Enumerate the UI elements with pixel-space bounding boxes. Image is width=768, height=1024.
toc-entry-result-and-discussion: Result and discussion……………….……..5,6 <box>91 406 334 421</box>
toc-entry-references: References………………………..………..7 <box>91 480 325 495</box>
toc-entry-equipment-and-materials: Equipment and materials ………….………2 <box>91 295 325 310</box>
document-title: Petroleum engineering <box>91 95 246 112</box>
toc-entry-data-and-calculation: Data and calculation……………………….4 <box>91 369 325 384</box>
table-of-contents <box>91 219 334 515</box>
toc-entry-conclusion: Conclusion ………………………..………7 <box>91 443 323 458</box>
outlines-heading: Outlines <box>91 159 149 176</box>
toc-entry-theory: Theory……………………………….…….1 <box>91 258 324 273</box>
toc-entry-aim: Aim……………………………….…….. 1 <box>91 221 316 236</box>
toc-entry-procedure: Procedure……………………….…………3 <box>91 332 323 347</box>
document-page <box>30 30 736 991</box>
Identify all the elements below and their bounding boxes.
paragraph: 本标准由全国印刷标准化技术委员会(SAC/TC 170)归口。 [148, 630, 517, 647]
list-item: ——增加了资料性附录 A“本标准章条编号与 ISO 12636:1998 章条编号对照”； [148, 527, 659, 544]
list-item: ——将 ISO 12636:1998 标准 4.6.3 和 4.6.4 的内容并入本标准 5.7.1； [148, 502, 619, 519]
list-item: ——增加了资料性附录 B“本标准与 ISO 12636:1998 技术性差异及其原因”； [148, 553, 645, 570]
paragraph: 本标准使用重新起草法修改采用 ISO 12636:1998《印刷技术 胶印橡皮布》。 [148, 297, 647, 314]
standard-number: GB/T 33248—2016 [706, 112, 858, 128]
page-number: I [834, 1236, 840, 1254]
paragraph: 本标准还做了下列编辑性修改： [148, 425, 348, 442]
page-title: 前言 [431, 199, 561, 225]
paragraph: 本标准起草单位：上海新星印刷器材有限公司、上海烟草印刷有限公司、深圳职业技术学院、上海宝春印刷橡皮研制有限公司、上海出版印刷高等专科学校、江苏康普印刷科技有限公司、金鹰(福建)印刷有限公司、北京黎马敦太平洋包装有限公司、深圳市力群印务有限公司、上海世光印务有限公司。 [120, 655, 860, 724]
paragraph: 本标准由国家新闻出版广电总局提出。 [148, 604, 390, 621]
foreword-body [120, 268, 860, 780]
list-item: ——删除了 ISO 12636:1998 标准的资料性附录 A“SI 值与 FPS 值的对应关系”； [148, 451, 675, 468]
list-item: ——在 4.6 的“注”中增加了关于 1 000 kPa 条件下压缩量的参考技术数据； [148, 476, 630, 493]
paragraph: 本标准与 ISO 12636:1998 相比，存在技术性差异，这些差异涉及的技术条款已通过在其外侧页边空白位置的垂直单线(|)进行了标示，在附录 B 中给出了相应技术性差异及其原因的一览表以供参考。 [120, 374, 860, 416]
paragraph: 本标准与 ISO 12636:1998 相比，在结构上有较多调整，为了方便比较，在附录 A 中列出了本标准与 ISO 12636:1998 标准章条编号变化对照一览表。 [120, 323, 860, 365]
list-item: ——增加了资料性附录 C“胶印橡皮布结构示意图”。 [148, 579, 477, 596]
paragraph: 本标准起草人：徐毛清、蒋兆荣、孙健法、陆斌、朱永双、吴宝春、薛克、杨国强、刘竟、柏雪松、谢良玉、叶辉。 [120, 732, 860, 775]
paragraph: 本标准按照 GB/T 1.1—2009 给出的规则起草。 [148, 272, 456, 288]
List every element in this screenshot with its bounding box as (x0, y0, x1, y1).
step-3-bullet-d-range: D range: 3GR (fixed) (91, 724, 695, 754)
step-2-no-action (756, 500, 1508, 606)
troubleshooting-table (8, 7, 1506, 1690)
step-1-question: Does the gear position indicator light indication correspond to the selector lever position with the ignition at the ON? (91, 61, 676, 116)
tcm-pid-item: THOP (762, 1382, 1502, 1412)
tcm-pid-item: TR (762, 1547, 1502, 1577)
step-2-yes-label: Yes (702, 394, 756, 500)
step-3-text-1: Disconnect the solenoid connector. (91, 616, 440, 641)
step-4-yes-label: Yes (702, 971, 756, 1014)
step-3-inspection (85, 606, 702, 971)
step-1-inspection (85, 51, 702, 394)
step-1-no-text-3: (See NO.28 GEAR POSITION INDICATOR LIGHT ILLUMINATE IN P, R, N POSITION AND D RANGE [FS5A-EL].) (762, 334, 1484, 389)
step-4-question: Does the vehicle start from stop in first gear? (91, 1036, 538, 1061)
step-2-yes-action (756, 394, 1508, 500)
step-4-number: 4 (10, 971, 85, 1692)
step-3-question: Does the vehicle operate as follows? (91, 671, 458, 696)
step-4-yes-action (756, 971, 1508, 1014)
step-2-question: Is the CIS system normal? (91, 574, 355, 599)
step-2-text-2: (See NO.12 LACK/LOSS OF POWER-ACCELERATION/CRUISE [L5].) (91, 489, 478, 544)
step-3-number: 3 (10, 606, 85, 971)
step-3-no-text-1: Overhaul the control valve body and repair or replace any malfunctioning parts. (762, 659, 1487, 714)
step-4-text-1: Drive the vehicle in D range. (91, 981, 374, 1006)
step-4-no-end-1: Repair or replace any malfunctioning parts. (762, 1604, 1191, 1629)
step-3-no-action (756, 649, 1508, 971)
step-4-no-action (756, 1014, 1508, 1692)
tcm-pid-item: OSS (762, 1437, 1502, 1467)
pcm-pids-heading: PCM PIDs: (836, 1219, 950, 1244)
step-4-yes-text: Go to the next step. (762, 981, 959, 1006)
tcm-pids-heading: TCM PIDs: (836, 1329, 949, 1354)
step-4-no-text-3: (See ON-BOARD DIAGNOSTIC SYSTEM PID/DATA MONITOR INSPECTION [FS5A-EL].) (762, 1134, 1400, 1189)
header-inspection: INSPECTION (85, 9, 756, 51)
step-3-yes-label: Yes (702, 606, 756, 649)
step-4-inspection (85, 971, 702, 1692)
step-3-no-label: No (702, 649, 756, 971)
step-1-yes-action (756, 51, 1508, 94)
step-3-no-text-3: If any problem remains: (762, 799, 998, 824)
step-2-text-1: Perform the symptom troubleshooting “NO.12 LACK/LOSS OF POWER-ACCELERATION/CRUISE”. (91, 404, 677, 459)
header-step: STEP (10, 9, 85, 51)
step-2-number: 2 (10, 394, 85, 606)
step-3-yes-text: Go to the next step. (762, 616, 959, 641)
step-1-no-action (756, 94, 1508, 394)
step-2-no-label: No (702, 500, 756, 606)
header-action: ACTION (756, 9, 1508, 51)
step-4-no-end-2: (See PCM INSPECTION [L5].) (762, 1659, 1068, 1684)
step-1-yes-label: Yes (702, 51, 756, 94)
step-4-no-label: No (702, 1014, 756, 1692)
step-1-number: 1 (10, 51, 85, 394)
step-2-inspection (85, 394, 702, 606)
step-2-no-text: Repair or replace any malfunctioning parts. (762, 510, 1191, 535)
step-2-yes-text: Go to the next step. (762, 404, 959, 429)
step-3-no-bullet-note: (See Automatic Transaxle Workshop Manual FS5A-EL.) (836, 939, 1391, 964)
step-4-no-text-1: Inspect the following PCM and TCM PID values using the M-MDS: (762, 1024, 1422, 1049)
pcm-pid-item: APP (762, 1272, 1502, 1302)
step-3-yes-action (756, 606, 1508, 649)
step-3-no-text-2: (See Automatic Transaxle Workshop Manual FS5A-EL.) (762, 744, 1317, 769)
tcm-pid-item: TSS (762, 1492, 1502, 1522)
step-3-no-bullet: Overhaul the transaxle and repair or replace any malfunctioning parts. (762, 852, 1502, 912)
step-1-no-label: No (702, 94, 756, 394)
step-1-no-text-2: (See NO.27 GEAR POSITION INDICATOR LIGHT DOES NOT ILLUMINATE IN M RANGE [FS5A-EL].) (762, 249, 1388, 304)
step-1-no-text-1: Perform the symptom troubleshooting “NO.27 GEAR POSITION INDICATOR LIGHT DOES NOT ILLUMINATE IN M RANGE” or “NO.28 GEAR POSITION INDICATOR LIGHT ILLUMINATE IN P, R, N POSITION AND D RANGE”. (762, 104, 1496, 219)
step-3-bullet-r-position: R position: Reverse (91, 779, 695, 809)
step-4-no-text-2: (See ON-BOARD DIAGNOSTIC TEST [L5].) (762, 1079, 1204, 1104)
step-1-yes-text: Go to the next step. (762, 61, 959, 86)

------------

WHAT IS EXPECTED =
Identify every line above that contains the string "replace", and copy each such line. Matches must be case-sensitive.

EXERCISE RESULT =
step-3-no-text-1: Overhaul the control valve body and repair or replace any malfunctioning parts. (762, 659, 1487, 714)
step-4-no-end-1: Repair or replace any malfunctioning parts. (762, 1604, 1191, 1629)
step-2-no-text: Repair or replace any malfunctioning parts. (762, 510, 1191, 535)
step-3-no-bullet: Overhaul the transaxle and repair or replace any malfunctioning parts. (762, 852, 1502, 912)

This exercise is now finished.